Work out how many lines hold the string "screenshot". The answer is a single number, nothing more.

-- begin SUPPLIED ENTRIES --

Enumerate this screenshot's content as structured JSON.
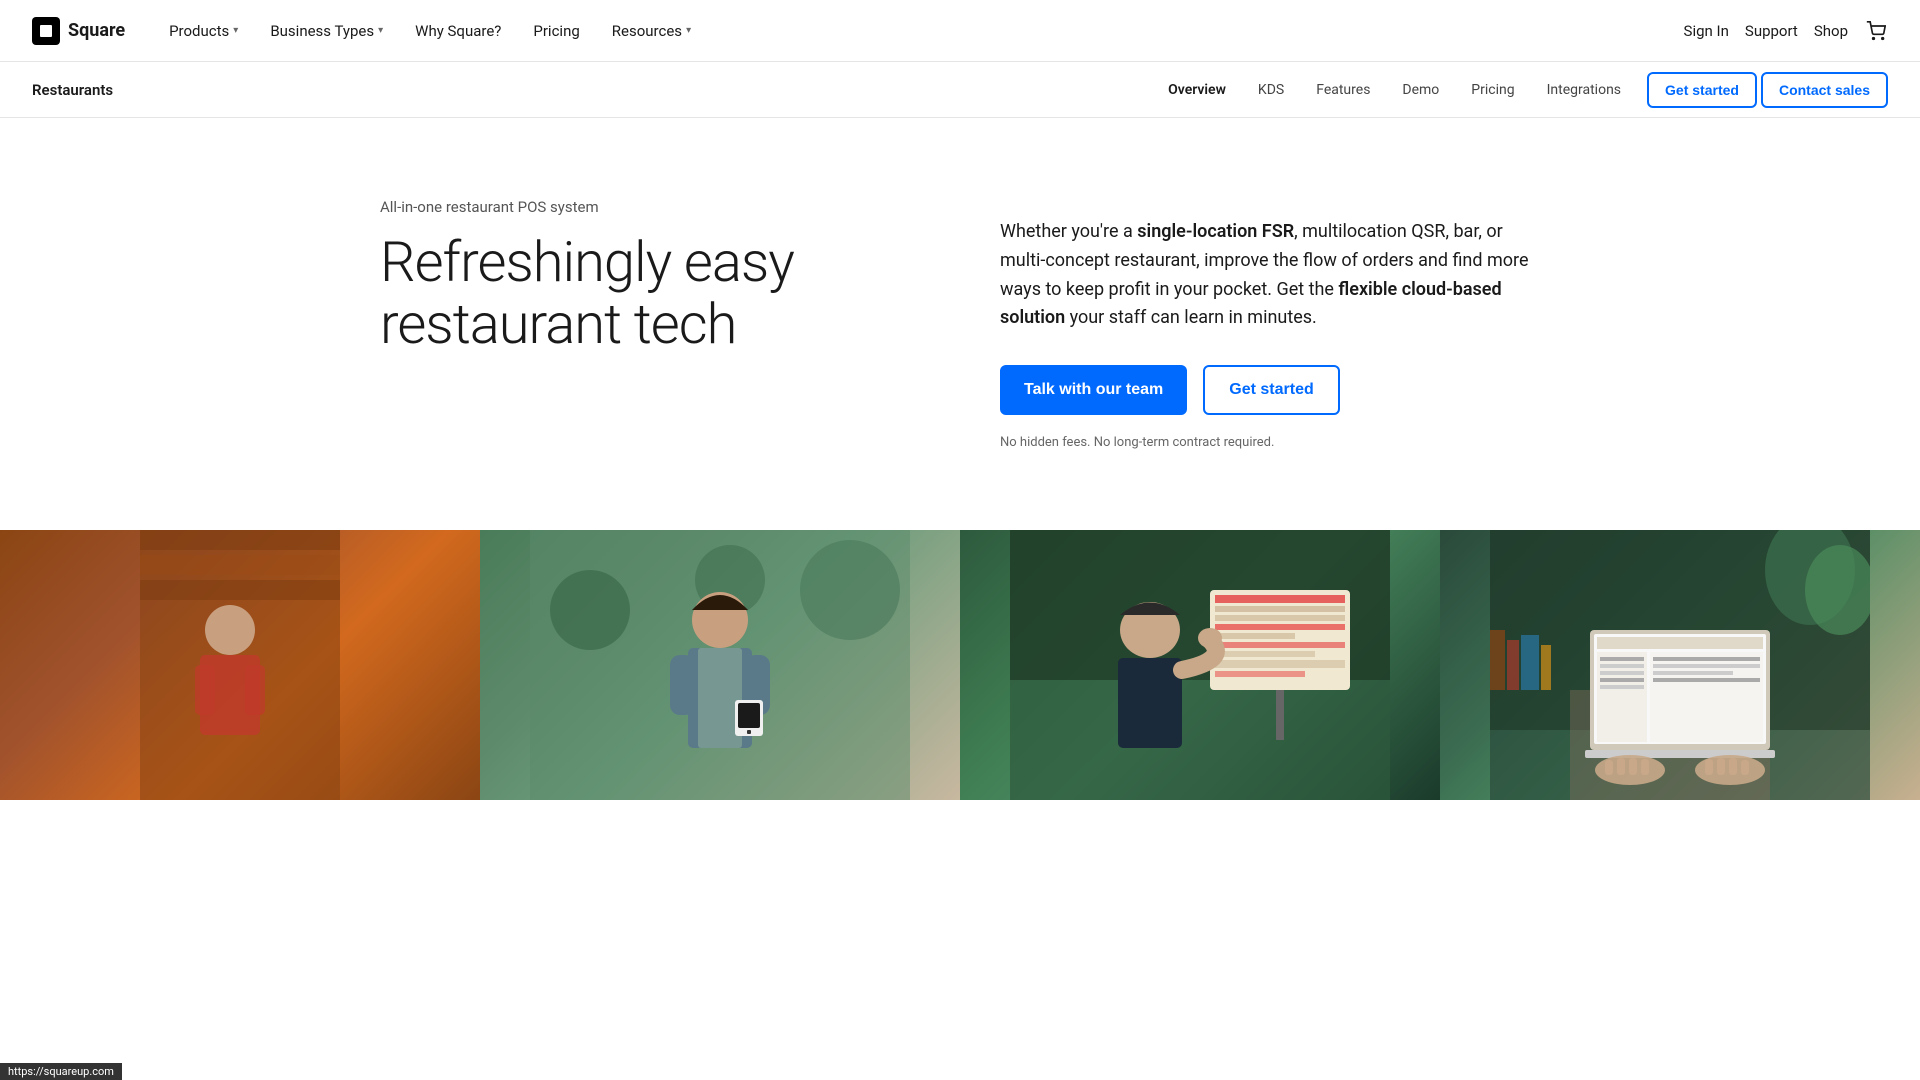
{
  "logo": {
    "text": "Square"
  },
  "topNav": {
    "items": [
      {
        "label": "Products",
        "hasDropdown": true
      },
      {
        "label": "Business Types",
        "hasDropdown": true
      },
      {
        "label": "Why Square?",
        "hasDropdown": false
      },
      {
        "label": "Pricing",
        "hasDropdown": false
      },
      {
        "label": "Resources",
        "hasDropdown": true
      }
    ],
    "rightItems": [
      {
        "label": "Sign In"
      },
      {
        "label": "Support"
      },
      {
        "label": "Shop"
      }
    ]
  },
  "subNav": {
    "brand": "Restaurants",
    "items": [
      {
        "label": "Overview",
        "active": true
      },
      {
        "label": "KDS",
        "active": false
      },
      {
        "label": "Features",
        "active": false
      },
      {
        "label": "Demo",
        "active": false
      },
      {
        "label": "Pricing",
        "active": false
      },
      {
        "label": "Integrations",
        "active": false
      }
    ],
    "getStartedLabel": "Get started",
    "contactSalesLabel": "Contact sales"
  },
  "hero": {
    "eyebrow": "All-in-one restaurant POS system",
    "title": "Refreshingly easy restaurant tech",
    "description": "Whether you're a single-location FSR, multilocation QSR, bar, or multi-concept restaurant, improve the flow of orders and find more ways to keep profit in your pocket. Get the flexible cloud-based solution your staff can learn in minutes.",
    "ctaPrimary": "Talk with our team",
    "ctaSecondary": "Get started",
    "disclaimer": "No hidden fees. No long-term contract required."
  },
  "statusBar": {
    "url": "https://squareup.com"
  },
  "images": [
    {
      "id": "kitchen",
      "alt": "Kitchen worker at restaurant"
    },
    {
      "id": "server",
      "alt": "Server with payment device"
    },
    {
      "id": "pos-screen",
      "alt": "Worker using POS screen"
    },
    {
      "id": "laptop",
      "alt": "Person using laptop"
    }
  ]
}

-- end SUPPLIED ENTRIES --
-- begin SUPPLIED ENTRIES --

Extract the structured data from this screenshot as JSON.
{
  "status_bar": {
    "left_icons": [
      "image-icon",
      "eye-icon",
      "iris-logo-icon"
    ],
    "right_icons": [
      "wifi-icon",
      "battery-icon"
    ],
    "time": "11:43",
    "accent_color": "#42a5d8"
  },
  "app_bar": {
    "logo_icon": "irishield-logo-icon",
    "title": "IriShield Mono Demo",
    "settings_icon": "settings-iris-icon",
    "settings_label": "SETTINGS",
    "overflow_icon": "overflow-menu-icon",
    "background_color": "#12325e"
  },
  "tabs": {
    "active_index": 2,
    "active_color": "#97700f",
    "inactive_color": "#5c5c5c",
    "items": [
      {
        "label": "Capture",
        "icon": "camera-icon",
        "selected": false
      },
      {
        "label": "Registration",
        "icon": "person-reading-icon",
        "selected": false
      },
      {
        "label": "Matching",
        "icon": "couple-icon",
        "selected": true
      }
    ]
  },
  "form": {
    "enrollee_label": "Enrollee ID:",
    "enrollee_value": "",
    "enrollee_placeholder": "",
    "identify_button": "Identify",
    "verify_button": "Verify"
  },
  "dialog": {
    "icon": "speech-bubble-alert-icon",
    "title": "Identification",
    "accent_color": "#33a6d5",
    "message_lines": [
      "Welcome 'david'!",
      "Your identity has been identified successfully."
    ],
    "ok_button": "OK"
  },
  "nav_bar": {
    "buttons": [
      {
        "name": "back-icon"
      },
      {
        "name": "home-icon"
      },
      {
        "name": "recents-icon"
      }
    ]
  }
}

-- end SUPPLIED ENTRIES --

--- FINAL RESULT ---
2